** TASK DETAILS **
Rewrite the lines from the first one through the line containing "calendar-cell: 29 Sunrise: 7:01", changing "Sunset" to "Dusk" and leaving everything else as it is.

-- EXTRACTED DATA start --

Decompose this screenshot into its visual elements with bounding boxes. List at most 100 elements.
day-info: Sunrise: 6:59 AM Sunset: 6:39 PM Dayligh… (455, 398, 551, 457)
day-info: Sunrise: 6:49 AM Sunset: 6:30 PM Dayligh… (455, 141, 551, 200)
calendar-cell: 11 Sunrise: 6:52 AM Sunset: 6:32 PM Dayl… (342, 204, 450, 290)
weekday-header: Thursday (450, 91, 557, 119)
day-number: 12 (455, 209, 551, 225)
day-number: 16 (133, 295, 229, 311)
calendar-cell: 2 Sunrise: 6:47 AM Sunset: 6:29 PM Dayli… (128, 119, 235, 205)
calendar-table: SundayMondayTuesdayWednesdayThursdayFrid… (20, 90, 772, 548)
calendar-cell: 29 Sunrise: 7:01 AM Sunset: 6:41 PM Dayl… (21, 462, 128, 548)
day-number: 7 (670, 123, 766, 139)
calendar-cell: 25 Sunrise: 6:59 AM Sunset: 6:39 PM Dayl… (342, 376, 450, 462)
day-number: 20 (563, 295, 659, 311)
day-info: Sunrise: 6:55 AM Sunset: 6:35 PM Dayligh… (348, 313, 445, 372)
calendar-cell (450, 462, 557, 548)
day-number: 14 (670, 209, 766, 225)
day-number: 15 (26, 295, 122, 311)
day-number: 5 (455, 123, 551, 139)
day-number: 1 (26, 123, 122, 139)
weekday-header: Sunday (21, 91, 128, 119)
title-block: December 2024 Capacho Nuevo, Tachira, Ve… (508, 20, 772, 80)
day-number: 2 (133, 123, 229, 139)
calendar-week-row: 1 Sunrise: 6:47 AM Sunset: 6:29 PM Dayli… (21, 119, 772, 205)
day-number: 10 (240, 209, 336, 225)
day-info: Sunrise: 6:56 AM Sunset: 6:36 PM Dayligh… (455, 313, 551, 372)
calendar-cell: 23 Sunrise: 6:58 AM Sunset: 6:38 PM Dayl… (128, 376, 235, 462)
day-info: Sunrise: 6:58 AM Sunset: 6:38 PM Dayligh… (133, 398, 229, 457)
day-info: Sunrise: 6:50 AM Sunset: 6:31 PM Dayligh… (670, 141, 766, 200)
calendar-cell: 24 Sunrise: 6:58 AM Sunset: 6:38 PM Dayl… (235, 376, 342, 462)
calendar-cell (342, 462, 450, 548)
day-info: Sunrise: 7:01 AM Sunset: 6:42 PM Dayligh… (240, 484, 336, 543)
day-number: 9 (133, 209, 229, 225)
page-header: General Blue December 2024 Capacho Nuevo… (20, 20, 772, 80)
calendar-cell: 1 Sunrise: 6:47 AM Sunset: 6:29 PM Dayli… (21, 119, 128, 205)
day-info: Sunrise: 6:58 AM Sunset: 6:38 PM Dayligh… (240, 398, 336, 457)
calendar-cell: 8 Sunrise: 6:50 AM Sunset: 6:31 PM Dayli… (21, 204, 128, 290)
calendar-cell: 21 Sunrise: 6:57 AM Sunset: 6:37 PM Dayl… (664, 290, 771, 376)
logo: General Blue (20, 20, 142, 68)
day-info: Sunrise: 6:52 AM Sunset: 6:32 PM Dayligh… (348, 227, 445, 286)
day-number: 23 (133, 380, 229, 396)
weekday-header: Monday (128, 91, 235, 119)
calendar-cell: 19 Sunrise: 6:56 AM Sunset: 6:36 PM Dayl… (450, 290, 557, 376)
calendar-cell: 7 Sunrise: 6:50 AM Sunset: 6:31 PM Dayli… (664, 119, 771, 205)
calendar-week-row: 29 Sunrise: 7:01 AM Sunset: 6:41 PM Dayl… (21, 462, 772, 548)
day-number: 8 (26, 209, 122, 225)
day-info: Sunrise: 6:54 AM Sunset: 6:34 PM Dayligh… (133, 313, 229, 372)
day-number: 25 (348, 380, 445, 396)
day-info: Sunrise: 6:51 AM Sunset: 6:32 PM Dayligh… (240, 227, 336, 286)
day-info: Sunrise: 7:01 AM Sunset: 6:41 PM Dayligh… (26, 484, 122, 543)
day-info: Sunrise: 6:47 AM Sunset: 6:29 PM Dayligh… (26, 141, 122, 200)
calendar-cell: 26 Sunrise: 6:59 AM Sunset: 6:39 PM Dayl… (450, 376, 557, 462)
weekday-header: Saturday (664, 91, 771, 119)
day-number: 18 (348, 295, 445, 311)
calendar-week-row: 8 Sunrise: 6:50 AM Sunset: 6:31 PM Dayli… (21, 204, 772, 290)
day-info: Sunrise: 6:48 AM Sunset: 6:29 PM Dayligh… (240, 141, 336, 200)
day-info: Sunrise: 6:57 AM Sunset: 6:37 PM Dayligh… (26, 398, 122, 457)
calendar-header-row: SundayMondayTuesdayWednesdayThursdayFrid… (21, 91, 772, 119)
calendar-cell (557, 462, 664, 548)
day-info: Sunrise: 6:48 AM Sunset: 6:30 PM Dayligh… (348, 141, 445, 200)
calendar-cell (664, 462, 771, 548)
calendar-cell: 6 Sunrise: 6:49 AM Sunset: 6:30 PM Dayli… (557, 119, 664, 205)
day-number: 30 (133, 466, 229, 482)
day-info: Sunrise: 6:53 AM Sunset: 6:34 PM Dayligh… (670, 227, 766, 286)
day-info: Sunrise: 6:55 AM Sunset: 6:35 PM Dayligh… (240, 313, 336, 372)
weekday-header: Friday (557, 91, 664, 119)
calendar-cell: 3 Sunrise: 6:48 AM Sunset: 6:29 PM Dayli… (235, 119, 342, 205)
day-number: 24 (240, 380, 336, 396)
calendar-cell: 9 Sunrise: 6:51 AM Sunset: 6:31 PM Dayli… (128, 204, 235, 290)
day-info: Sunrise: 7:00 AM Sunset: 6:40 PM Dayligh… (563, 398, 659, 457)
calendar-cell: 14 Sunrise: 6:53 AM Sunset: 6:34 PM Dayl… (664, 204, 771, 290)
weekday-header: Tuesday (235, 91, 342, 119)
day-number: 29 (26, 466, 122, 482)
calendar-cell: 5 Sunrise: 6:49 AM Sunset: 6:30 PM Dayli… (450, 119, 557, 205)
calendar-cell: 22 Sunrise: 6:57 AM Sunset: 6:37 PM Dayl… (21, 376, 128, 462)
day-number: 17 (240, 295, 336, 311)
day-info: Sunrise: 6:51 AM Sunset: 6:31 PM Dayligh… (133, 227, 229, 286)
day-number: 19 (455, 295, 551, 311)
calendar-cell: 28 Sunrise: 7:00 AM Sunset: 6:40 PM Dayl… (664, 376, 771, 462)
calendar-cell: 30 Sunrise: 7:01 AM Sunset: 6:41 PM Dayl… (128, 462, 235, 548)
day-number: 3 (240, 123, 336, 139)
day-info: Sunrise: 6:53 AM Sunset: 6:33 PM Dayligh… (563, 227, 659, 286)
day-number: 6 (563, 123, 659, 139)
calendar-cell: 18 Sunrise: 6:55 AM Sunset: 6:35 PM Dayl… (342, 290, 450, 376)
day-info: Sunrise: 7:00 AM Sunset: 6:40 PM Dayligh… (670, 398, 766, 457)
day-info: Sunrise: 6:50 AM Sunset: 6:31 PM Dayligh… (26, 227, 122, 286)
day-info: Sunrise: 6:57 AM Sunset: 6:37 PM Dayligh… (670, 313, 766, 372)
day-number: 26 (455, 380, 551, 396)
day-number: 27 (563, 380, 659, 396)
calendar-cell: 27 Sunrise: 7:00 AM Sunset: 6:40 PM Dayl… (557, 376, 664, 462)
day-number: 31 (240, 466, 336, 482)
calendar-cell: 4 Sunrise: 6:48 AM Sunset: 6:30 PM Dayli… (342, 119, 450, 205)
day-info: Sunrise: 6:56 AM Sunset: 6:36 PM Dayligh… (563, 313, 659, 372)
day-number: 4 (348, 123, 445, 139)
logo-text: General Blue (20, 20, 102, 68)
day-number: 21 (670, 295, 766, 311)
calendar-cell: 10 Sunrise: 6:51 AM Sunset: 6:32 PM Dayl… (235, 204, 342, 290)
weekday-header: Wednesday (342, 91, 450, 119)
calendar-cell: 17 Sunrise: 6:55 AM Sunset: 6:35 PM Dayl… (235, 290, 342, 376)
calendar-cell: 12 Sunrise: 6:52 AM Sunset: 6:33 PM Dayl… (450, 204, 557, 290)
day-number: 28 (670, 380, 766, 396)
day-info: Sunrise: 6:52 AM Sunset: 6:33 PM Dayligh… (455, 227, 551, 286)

-- EXTRACTED DATA end --

** FINAL RESULT **
Decompose this screenshot into its visual elements with bounding boxes. List at most 100 elements.
day-info: Sunrise: 6:59 AM Dusk: 6:39 PM Dayligh… (455, 398, 551, 457)
day-info: Sunrise: 6:49 AM Dusk: 6:30 PM Dayligh… (455, 141, 551, 200)
calendar-cell: 11 Sunrise: 6:52 AM Dusk: 6:32 PM Dayl… (342, 204, 450, 290)
weekday-header: Thursday (450, 91, 557, 119)
day-number: 12 (455, 209, 551, 225)
day-number: 16 (133, 295, 229, 311)
calendar-cell: 2 Sunrise: 6:47 AM Dusk: 6:29 PM Dayli… (128, 119, 235, 205)
calendar-table: SundayMondayTuesdayWednesdayThursdayFrid… (20, 90, 772, 548)
calendar-cell: 29 Sunrise: 7:01 AM Dusk: 6:41 PM Dayl… (21, 462, 128, 548)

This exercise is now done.